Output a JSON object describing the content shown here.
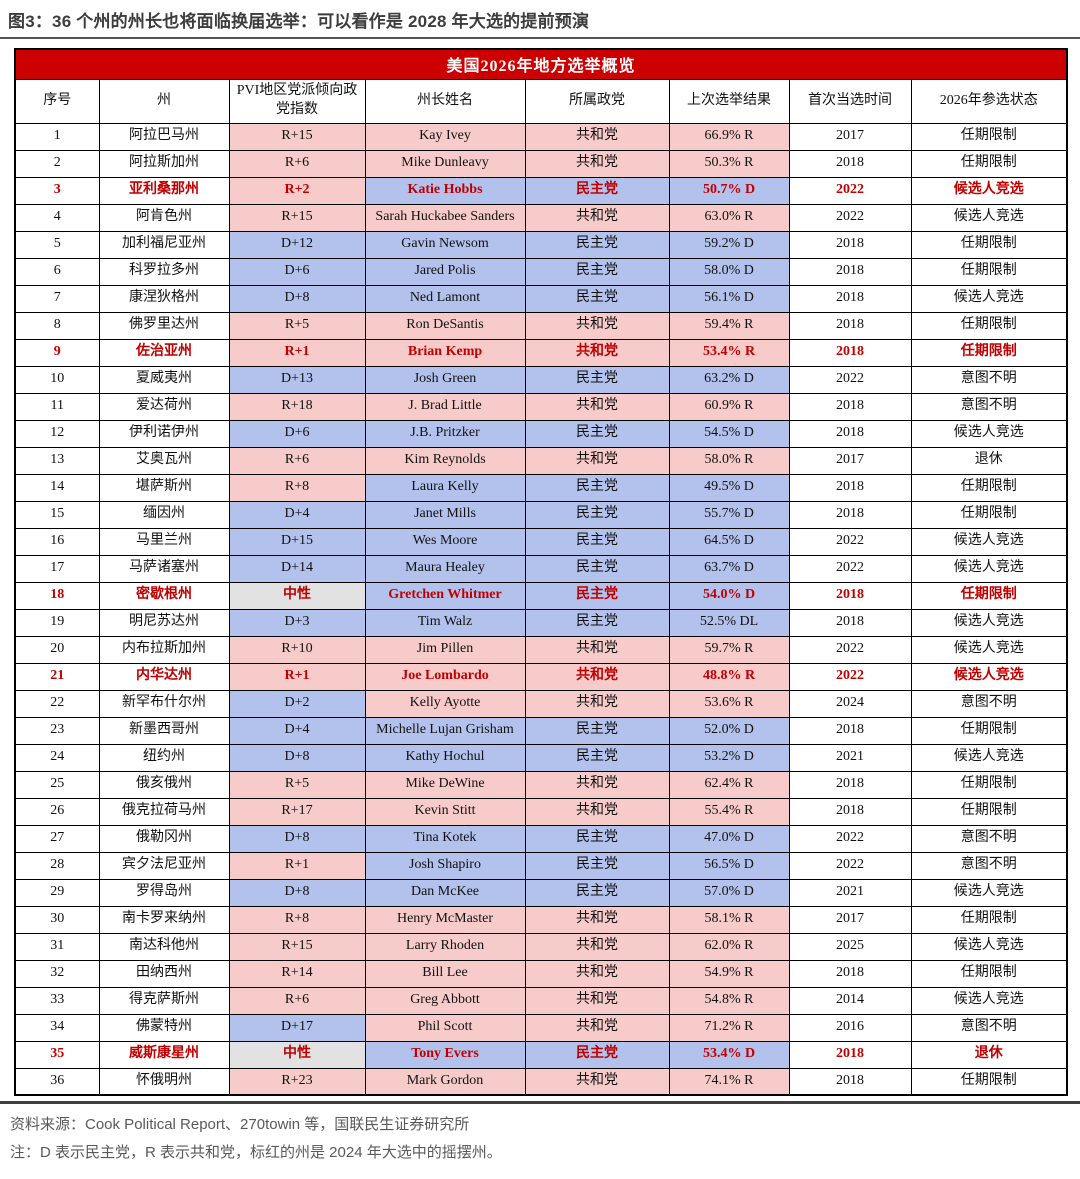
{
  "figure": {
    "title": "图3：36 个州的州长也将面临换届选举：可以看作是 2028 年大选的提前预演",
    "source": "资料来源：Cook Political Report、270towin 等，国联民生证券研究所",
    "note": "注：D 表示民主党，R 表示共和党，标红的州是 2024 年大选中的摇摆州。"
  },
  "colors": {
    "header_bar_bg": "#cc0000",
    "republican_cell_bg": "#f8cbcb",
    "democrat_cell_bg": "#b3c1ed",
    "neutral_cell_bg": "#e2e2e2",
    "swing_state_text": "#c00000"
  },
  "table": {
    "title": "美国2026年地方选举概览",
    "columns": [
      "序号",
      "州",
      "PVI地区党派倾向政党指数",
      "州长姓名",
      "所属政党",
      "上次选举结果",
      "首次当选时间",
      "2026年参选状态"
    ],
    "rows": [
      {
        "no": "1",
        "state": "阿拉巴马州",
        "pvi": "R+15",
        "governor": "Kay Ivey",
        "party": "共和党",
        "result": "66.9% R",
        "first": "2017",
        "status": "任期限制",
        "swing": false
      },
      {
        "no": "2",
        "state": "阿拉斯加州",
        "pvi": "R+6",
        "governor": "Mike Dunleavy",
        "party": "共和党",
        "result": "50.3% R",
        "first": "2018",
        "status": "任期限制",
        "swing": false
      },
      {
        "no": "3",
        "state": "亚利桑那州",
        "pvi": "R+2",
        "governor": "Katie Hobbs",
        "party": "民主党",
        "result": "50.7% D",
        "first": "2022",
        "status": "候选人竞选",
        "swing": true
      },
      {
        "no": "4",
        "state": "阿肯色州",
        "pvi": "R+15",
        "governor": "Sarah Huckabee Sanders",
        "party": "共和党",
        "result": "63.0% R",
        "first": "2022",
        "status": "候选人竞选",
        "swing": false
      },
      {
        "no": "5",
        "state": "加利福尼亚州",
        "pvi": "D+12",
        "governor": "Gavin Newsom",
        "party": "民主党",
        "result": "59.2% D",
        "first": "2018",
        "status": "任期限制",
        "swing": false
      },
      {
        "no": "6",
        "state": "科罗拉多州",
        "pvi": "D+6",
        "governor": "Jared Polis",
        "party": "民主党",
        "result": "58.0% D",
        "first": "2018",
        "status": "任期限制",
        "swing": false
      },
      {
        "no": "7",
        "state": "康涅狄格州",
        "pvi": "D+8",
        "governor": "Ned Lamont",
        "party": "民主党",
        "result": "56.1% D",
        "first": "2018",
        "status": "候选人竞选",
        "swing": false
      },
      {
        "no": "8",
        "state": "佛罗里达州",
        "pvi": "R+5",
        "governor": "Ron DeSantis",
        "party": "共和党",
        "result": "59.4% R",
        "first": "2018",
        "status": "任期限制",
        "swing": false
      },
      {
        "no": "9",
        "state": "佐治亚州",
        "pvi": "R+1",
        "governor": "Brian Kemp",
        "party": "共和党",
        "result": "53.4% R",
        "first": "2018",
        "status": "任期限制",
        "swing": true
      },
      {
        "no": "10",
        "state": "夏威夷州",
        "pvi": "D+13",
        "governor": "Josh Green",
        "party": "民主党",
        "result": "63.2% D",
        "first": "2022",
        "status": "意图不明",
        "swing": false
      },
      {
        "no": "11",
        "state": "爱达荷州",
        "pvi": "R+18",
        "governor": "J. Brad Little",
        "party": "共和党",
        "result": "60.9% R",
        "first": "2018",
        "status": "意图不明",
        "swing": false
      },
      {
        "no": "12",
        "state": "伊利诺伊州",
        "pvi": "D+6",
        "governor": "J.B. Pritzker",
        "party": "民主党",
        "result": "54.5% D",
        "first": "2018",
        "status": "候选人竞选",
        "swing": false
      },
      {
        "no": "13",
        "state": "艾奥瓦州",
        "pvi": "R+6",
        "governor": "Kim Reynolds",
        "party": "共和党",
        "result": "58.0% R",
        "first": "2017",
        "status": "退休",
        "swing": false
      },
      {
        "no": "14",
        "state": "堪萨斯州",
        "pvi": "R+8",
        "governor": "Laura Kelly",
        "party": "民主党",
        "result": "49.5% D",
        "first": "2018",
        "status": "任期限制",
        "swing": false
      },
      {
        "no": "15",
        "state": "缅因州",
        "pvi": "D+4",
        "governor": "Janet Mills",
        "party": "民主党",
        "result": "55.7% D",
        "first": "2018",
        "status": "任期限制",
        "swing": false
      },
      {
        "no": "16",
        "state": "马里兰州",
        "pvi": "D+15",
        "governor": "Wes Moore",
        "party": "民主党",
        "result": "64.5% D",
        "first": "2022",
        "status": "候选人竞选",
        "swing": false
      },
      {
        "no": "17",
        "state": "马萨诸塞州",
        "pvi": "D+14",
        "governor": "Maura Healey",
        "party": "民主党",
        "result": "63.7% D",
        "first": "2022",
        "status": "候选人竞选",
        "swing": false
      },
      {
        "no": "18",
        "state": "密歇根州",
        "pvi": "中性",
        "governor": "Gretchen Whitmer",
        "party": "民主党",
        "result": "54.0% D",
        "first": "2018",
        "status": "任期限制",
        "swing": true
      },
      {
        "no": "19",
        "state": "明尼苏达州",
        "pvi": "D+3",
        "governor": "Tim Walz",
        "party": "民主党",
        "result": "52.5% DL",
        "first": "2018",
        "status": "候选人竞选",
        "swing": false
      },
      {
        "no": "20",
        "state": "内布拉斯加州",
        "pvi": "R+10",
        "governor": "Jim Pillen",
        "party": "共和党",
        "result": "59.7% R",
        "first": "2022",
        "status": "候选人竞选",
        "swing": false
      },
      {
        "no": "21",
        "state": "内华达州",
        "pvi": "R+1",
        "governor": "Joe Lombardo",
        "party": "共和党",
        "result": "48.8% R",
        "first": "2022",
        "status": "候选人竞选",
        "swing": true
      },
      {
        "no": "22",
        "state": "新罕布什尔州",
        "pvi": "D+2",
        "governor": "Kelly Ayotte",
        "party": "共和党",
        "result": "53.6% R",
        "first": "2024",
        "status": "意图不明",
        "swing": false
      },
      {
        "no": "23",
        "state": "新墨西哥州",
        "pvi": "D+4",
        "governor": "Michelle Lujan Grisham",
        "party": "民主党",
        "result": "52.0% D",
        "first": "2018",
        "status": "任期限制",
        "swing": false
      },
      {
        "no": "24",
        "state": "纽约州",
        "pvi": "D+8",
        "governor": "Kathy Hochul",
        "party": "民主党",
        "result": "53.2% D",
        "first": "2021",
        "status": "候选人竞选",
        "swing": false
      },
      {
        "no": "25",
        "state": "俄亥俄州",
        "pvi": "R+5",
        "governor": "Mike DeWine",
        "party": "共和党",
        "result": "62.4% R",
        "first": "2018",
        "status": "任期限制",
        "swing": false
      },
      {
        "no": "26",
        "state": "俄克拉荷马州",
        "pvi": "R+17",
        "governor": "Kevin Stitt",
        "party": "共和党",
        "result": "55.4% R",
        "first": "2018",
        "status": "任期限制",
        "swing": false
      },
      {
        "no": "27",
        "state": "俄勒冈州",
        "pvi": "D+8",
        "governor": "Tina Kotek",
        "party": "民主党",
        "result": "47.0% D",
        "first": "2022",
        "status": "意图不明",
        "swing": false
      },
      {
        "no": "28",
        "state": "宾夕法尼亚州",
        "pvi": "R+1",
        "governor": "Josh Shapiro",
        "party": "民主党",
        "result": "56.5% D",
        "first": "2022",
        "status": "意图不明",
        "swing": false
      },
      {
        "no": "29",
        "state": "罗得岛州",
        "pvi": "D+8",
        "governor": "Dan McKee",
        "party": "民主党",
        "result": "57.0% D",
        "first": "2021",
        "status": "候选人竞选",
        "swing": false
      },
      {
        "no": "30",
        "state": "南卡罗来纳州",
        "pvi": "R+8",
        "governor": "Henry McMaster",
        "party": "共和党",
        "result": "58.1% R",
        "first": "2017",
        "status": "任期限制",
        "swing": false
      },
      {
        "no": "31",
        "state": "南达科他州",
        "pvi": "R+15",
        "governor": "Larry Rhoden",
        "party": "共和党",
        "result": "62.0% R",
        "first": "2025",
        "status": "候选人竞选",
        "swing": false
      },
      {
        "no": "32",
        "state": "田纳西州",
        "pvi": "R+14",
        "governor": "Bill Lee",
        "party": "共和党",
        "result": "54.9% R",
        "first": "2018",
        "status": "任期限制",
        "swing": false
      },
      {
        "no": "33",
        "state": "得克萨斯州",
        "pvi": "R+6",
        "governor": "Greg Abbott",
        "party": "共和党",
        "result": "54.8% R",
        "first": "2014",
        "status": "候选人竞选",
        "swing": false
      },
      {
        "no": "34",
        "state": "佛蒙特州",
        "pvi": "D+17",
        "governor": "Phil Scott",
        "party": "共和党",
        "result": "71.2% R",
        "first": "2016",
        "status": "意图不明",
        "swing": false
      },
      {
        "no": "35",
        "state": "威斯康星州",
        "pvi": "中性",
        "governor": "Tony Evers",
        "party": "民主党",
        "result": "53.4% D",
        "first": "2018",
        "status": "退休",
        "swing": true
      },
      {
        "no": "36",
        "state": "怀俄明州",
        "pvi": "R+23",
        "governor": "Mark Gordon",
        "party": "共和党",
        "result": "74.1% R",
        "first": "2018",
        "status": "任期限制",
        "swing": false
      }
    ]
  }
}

===============

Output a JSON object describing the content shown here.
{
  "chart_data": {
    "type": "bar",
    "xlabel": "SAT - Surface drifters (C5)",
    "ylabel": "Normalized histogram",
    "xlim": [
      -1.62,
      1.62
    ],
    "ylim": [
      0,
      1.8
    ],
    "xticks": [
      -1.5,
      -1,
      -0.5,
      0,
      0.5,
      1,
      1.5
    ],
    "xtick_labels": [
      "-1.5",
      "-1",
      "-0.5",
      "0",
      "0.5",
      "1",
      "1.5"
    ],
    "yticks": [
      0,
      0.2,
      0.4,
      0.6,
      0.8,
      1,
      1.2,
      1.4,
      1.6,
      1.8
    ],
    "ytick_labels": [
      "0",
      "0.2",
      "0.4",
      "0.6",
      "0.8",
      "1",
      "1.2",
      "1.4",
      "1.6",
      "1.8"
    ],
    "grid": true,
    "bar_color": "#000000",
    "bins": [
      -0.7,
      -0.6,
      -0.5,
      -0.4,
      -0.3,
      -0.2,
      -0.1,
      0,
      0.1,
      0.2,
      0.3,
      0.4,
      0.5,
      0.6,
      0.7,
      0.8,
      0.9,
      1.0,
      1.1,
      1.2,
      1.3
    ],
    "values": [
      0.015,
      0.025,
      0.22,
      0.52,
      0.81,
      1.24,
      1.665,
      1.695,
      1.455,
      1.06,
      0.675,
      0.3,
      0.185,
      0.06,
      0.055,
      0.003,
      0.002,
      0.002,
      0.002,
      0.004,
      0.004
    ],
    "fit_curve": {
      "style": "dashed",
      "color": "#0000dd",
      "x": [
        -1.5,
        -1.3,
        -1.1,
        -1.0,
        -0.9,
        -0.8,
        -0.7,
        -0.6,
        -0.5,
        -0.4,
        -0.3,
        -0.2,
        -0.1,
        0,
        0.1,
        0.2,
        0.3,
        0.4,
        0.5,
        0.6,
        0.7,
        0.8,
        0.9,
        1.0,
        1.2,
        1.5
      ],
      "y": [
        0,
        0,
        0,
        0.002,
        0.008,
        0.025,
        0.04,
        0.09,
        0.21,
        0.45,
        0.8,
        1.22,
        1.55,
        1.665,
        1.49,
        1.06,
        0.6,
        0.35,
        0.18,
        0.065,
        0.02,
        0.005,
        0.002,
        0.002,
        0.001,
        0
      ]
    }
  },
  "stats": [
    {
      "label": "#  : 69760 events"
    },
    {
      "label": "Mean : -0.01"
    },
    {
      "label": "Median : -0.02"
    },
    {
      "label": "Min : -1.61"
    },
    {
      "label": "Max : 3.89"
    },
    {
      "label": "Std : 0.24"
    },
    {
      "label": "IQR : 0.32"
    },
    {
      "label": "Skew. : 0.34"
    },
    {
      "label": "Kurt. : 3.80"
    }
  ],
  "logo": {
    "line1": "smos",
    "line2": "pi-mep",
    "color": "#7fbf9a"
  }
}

===============

Which lines in the data above contain "Mike"? Show each one.

        "governor": "Mike Dunleavy",
        "governor": "Mike DeWine",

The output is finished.